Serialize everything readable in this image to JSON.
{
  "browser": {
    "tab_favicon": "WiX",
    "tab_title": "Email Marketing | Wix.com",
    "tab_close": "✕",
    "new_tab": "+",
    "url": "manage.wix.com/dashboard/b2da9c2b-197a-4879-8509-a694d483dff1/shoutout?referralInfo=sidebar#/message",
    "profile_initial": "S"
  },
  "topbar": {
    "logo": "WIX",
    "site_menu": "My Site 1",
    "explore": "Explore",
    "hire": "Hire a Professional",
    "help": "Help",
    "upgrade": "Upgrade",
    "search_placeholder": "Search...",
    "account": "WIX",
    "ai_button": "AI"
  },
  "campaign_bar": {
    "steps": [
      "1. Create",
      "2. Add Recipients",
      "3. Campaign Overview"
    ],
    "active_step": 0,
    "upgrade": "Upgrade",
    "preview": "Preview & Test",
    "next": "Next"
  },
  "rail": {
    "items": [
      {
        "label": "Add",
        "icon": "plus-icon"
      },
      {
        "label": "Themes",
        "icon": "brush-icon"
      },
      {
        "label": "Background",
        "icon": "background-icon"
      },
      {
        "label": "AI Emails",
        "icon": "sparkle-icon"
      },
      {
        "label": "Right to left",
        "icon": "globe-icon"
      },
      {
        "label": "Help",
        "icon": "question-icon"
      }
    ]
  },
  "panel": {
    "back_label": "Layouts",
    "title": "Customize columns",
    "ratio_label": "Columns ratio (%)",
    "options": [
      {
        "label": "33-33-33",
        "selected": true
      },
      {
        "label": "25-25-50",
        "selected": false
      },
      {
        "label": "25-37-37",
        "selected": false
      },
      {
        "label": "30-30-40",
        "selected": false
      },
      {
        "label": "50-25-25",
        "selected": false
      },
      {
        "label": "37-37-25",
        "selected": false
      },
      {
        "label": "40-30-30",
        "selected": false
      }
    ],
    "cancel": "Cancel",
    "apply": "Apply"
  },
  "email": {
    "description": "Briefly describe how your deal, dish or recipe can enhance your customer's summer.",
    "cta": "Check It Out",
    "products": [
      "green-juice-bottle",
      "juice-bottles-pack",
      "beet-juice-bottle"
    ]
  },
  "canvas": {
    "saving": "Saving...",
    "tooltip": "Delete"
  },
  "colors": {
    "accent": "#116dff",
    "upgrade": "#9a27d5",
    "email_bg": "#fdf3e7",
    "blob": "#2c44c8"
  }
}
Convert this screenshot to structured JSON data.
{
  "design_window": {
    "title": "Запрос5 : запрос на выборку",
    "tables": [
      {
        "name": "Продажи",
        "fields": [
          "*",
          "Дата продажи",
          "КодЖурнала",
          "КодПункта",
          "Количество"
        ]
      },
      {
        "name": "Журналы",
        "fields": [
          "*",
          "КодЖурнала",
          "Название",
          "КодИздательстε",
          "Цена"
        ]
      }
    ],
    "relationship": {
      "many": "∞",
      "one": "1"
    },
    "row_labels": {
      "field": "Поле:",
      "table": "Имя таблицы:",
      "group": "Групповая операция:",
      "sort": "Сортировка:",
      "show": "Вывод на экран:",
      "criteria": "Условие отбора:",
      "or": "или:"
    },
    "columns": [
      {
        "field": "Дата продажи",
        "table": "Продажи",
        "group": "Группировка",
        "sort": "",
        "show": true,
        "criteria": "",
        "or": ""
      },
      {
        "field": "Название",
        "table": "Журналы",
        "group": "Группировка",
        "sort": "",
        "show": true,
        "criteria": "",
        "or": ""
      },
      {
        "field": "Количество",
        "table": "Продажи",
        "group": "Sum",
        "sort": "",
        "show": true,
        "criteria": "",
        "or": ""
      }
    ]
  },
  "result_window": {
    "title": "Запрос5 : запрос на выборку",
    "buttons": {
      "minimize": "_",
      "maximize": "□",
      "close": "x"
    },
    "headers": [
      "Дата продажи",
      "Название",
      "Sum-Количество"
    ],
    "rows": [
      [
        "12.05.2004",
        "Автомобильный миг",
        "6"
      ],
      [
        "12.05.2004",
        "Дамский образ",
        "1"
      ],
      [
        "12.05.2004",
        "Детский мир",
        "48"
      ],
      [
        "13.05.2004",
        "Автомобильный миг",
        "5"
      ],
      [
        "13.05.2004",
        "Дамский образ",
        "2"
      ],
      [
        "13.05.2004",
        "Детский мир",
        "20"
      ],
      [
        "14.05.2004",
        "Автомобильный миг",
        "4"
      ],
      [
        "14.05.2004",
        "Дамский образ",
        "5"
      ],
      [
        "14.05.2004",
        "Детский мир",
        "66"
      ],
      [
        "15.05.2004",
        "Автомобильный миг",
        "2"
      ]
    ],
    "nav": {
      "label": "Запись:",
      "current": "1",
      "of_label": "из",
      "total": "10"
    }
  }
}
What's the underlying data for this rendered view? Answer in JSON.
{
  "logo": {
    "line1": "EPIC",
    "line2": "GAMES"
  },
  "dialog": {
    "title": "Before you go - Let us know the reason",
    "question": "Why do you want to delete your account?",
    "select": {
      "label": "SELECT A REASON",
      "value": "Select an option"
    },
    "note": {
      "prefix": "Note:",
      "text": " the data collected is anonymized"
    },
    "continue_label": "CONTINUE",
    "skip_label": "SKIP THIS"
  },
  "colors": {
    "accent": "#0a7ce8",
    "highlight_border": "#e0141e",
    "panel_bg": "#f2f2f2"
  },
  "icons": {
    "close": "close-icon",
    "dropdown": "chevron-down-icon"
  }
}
==*==
**WHAT THE TASK ASKS:** Write out the entries above once more, without altering anything.

**OUTPUT BELOW:**
Serialize everything readable in this image to JSON.
{
  "browser": {
    "tab_favicon": "WiX",
    "tab_title": "Email Marketing | Wix.com",
    "tab_close": "✕",
    "new_tab": "+",
    "url": "manage.wix.com/dashboard/b2da9c2b-197a-4879-8509-a694d483dff1/shoutout?referralInfo=sidebar#/message",
    "profile_initial": "S"
  },
  "topbar": {
    "logo": "WIX",
    "site_menu": "My Site 1",
    "explore": "Explore",
    "hire": "Hire a Professional",
    "help": "Help",
    "upgrade": "Upgrade",
    "search_placeholder": "Search...",
    "account": "WIX",
    "ai_button": "AI"
  },
  "campaign_bar": {
    "steps": [
      "1. Create",
      "2. Add Recipients",
      "3. Campaign Overview"
    ],
    "active_step": 0,
    "upgrade": "Upgrade",
    "preview": "Preview & Test",
    "next": "Next"
  },
  "rail": {
    "items": [
      {
        "label": "Add",
        "icon": "plus-icon"
      },
      {
        "label": "Themes",
        "icon": "brush-icon"
      },
      {
        "label": "Background",
        "icon": "background-icon"
      },
      {
        "label": "AI Emails",
        "icon": "sparkle-icon"
      },
      {
        "label": "Right to left",
        "icon": "globe-icon"
      },
      {
        "label": "Help",
        "icon": "question-icon"
      }
    ]
  },
  "panel": {
    "back_label": "Layouts",
    "title": "Customize columns",
    "ratio_label": "Columns ratio (%)",
    "options": [
      {
        "label": "33-33-33",
        "selected": true
      },
      {
        "label": "25-25-50",
        "selected": false
      },
      {
        "label": "25-37-37",
        "selected": false
      },
      {
        "label": "30-30-40",
        "selected": false
      },
      {
        "label": "50-25-25",
        "selected": false
      },
      {
        "label": "37-37-25",
        "selected": false
      },
      {
        "label": "40-30-30",
        "selected": false
      }
    ],
    "cancel": "Cancel",
    "apply": "Apply"
  },
  "email": {
    "description": "Briefly describe how your deal, dish or recipe can enhance your customer's summer.",
    "cta": "Check It Out",
    "products": [
      "green-juice-bottle",
      "juice-bottles-pack",
      "beet-juice-bottle"
    ]
  },
  "canvas": {
    "saving": "Saving...",
    "tooltip": "Delete"
  },
  "colors": {
    "accent": "#116dff",
    "upgrade": "#9a27d5",
    "email_bg": "#fdf3e7",
    "blob": "#2c44c8"
  }
}
Convert this screenshot to structured JSON data.
{
  "design_window": {
    "title": "Запрос5 : запрос на выборку",
    "tables": [
      {
        "name": "Продажи",
        "fields": [
          "*",
          "Дата продажи",
          "КодЖурнала",
          "КодПункта",
          "Количество"
        ]
      },
      {
        "name": "Журналы",
        "fields": [
          "*",
          "КодЖурнала",
          "Название",
          "КодИздательстε",
          "Цена"
        ]
      }
    ],
    "relationship": {
      "many": "∞",
      "one": "1"
    },
    "row_labels": {
      "field": "Поле:",
      "table": "Имя таблицы:",
      "group": "Групповая операция:",
      "sort": "Сортировка:",
      "show": "Вывод на экран:",
      "criteria": "Условие отбора:",
      "or": "или:"
    },
    "columns": [
      {
        "field": "Дата продажи",
        "table": "Продажи",
        "group": "Группировка",
        "sort": "",
        "show": true,
        "criteria": "",
        "or": ""
      },
      {
        "field": "Название",
        "table": "Журналы",
        "group": "Группировка",
        "sort": "",
        "show": true,
        "criteria": "",
        "or": ""
      },
      {
        "field": "Количество",
        "table": "Продажи",
        "group": "Sum",
        "sort": "",
        "show": true,
        "criteria": "",
        "or": ""
      }
    ]
  },
  "result_window": {
    "title": "Запрос5 : запрос на выборку",
    "buttons": {
      "minimize": "_",
      "maximize": "□",
      "close": "x"
    },
    "headers": [
      "Дата продажи",
      "Название",
      "Sum-Количество"
    ],
    "rows": [
      [
        "12.05.2004",
        "Автомобильный миг",
        "6"
      ],
      [
        "12.05.2004",
        "Дамский образ",
        "1"
      ],
      [
        "12.05.2004",
        "Детский мир",
        "48"
      ],
      [
        "13.05.2004",
        "Автомобильный миг",
        "5"
      ],
      [
        "13.05.2004",
        "Дамский образ",
        "2"
      ],
      [
        "13.05.2004",
        "Детский мир",
        "20"
      ],
      [
        "14.05.2004",
        "Автомобильный миг",
        "4"
      ],
      [
        "14.05.2004",
        "Дамский образ",
        "5"
      ],
      [
        "14.05.2004",
        "Детский мир",
        "66"
      ],
      [
        "15.05.2004",
        "Автомобильный миг",
        "2"
      ]
    ],
    "nav": {
      "label": "Запись:",
      "current": "1",
      "of_label": "из",
      "total": "10"
    }
  }
}
What's the underlying data for this rendered view? Answer in JSON.
{
  "logo": {
    "line1": "EPIC",
    "line2": "GAMES"
  },
  "dialog": {
    "title": "Before you go - Let us know the reason",
    "question": "Why do you want to delete your account?",
    "select": {
      "label": "SELECT A REASON",
      "value": "Select an option"
    },
    "note": {
      "prefix": "Note:",
      "text": " the data collected is anonymized"
    },
    "continue_label": "CONTINUE",
    "skip_label": "SKIP THIS"
  },
  "colors": {
    "accent": "#0a7ce8",
    "highlight_border": "#e0141e",
    "panel_bg": "#f2f2f2"
  },
  "icons": {
    "close": "close-icon",
    "dropdown": "chevron-down-icon"
  }
}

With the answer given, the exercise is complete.